抜粋文
..........

2021/09/14更新1like2122view

著者:岩間光佐子

トップライト(天窓)の種類や実例、プランニングの注意点

この記事を書いた人

岩間光佐子さん

ハウスメーカーでのインテリア設計を経て、住宅情報誌編集部に。編集長として、リフォーム誌などの創刊に携わった後、フリーエディター&ライターとして独立。住宅設備機器を中心として、家づくり情報を発信中。二級建築士、インテリアコーディネーター

心地よい住まいを実現するためには、窓計画は重要なポイントのひとつ。窓のスタイルにはさまざまなタイプがありますが、太陽の光をたっぷりと取り込むことができるトップライト(天窓)に魅力を感じる方も多いでしょう。ここでは、トップライトを検討する際に知っておきたい性能や特徴をまとめました。

▽ 目次 (クリックでスクロールします)

トップライト(天窓)とは?

トップライトとは、屋根(上方)に取り付けられた窓のことで、天窓やルーフ窓(ルーフウィンドウ)とも呼ばれることもあります。太陽の光をたっぷりと取り込むことができ、明るい空間を実現することができるので、新築やリフォームの際に取り入れるプランも多くみられます。窓サッシ商品としてもいくつかの種類があり、設置する場所や使い勝手に合わせて選ぶことが可能です。

トップライトを設置するメリット・デメリット

間取りや空間プランにもよりますが、トップライトを設けた場合のメリットとデメリットには下記のようなことが考えられます。

メリット

一般的にトップライトを設けるメリットは、豊かな採光を得られること。同じ大きさの窓と比べて3倍の採光を得られるといわれています。ひとつの壁面からの光よりも、上からの光は空間の隅々まで行きわたるので、空間に広がりを感じることも。空を望める開放感も魅力でしょう。

また、密集地や周囲に高い建物がある場合、窓を設けても終日光が入りづらかったり、プライバシーが守りにくいこともあるものです。上からの光を取り込むことができるトップライトは、明るさとプライバシーの確保には有効な方法のひとつと言えます

光だけでなく、開閉式のトップライトを設けることで、家の中に風が通り抜けることもメリットのひとつ。上下階の温度差によって風が通り抜け、家全体に新鮮な空気を取り入れることが可能。換気効果も高まるでしょう。
ゆらり建築事務所 安藤亨英・節子「庭とつながる家~自然を身近に感じる家~」

デメリット

プランニングにもよりますが、トップライトのデメリットは、南や西面などに設置した場合の真夏の暑さ。設置場所によっては、スクリーンやブラインドなどの設置を検討したり、日射しを遮り紫外線の侵入を防ぐ遮熱複層ガラスなど用いることも配慮しておきたいものです。また、人によって感じ方は異なりますが、雨音が気になるケースもあるかもしれません。

そのほか、設置場所などにもよりますが、掃除やお手入れが厳しい場合もあります。手が届く場所で、サッシ部分が回転するタイプであれば外側のガラス面も掃除が可能。高所の場合は汚れのつきにくいガラスなどを用いても。手の届かない場合は、危険を伴うので専門の業者さんを依頼するなどした方がいいでしょう。

トップライトの種類

建材商品としてのトップライトには、いくつかの種類があります。設置する場所や使用する方法に合わせて選ぶことが大切です。

..........

提供資料
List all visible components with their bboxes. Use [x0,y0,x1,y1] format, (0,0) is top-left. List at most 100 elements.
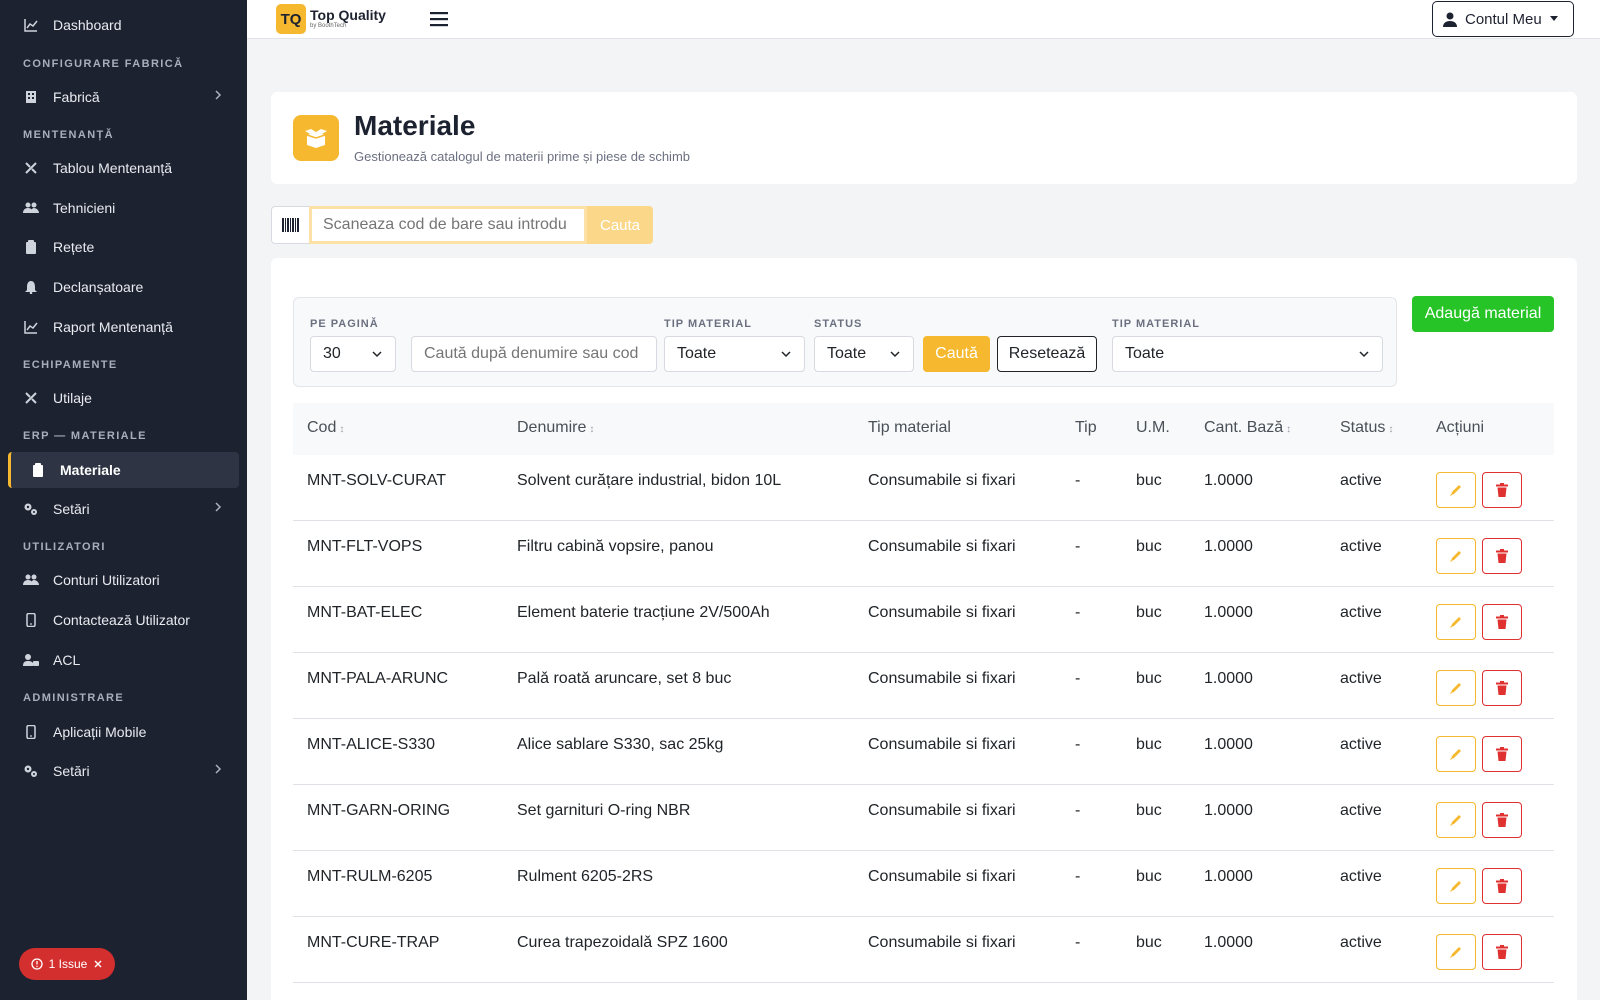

..........

問題 1
トップライトについての抜粋文では、トップライトは同じ大きさの窓と比べて何倍の光を取り込めるといわれていますか。
問題 2
トップライトについての抜粋文の「光だけでなく、開閉式のトップ」から「ケースもあるかもしれません。」までを、「スクリーン」を「カーテン」に置き換えて書き直してください。

模範解答 1
3倍の採光を得られるといわれています。

模範解答 2
光だけでなく、開閉式のトップライトを設けることで、家の中に風が通り抜けることもメリットのひとつ。上下階の温度差によって風が通り抜け、家全体に新鮮な空気を取り入れることが可能。換気効果も高まるでしょう。
ゆらり建築事務所 安藤亨英・節子「庭とつながる家~自然を身近に感じる家~」

デメリット

プランニングにもよりますが、トップライトのデメリットは、南や西面などに設置した場合の真夏の暑さ。設置場所によっては、カーテンやブラインドなどの設置を検討したり、日射しを遮り紫外線の侵入を防ぐ遮熱複層ガラスなど用いることも配慮しておきたいものです。また、人によって感じ方は異なりますが、雨音が気になるケースもあるかもしれません。